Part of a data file
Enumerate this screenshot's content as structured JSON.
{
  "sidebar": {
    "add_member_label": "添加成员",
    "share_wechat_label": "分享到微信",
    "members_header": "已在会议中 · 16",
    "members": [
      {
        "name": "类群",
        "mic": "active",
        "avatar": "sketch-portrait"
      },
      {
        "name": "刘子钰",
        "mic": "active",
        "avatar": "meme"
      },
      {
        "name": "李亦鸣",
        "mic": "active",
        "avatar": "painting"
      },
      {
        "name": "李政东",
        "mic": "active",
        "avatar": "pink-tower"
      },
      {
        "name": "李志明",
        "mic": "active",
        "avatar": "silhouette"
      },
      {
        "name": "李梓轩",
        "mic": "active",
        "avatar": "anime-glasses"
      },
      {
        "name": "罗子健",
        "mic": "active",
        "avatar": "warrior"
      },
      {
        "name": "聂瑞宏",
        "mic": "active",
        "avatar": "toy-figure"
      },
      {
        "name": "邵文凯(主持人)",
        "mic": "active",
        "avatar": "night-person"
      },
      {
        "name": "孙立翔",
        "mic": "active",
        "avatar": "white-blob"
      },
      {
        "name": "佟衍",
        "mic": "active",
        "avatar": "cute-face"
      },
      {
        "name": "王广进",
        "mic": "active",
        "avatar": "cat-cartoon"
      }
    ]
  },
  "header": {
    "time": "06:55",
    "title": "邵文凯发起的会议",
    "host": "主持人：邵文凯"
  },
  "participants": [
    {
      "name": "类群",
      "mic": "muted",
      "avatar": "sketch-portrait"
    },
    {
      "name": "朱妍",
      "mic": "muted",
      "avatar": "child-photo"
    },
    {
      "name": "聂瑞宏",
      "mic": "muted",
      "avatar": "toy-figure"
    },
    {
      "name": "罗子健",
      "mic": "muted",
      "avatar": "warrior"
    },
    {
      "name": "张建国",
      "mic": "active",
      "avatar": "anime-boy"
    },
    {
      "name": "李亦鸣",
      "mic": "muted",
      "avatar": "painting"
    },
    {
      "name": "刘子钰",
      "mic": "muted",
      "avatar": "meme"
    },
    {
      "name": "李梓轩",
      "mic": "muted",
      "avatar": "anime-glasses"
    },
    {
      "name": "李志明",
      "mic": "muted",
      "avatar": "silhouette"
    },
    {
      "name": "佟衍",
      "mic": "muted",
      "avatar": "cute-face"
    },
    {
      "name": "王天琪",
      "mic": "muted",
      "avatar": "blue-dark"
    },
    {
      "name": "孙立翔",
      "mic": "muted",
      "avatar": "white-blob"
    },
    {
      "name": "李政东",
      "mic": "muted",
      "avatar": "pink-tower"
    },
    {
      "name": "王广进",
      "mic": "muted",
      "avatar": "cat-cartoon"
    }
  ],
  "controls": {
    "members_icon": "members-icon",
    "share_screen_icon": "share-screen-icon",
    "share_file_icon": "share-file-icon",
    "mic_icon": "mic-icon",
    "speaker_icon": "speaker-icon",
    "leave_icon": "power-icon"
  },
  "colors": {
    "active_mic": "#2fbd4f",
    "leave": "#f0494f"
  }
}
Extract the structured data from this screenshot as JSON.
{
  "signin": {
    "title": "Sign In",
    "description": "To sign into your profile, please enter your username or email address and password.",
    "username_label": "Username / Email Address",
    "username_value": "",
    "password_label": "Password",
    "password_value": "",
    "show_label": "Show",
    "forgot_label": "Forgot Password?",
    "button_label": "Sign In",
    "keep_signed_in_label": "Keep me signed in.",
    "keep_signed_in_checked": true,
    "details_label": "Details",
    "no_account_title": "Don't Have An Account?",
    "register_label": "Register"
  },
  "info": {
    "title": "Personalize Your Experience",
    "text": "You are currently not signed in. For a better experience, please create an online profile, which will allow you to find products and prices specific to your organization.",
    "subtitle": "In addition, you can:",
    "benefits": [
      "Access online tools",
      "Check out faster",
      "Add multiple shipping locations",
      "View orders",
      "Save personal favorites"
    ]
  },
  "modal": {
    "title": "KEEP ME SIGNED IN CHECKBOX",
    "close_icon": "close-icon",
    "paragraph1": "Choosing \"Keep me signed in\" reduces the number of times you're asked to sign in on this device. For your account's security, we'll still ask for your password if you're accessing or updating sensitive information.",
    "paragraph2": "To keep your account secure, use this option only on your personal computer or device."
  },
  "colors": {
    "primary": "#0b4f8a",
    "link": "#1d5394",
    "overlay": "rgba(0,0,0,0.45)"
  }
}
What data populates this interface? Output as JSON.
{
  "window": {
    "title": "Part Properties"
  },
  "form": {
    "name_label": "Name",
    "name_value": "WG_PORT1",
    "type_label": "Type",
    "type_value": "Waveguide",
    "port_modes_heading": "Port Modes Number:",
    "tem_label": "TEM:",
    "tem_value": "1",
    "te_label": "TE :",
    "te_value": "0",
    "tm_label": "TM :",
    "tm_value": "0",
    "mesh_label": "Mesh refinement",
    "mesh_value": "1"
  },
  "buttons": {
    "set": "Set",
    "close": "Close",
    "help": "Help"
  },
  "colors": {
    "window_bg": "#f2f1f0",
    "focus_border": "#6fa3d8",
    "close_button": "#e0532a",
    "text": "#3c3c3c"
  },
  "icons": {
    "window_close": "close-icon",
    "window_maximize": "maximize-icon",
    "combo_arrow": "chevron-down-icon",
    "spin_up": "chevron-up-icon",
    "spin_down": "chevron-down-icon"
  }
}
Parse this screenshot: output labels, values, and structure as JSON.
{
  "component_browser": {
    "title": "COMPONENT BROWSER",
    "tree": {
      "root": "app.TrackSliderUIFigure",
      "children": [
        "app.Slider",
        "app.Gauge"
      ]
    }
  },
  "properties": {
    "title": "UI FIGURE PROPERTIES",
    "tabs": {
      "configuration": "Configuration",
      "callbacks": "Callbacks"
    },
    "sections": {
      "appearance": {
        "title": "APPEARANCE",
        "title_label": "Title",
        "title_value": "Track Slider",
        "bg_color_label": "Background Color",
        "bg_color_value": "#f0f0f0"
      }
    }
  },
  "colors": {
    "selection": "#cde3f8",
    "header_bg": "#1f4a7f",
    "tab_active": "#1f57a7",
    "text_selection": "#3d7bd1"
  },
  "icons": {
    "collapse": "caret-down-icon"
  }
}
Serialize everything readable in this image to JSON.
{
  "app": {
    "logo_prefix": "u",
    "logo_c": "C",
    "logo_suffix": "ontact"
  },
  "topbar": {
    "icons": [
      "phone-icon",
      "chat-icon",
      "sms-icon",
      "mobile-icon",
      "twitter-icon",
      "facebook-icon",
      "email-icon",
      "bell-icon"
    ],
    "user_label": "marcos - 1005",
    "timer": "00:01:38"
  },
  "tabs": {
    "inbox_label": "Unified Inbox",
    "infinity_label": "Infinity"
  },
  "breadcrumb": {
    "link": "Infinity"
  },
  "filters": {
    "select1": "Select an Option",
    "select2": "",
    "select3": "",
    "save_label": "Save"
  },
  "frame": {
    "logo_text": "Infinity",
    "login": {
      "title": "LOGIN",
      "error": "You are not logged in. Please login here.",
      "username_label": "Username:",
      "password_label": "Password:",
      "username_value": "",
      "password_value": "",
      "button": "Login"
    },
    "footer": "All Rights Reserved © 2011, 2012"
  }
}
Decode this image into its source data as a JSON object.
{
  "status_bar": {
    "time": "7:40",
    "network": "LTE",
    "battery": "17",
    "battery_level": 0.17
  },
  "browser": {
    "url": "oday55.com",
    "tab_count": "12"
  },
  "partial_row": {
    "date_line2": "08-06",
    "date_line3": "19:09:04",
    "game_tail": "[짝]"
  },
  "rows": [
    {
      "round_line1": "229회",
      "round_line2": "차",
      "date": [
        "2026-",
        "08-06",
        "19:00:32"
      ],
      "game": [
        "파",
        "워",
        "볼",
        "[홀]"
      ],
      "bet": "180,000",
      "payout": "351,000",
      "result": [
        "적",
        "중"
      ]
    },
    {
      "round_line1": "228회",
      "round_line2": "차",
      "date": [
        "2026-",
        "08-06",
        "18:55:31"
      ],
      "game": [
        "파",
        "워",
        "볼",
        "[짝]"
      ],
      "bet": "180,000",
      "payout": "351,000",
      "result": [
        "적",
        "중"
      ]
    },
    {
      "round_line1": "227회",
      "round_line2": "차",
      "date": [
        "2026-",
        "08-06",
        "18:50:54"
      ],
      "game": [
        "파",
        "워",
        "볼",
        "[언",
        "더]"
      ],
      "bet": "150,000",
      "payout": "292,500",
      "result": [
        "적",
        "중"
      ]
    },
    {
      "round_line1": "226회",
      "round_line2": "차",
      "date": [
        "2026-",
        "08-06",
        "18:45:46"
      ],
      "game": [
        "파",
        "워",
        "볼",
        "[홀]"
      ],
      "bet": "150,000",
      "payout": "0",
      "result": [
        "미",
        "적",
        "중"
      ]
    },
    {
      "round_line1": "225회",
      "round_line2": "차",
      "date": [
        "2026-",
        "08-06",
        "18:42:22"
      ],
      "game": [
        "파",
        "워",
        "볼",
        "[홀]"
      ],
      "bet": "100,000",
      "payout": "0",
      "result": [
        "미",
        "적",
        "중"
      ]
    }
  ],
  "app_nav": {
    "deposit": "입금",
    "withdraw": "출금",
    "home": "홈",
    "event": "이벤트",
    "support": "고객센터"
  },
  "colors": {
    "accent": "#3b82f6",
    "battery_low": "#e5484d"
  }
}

PROBLEM REQUIREMENTS — Copy every line of the material in which the word "down" occurs.

EXERCISE OUTPUT —
    "combo_arrow": "chevron-down-icon",
    "spin_down": "chevron-down-icon"
    "collapse": "caret-down-icon"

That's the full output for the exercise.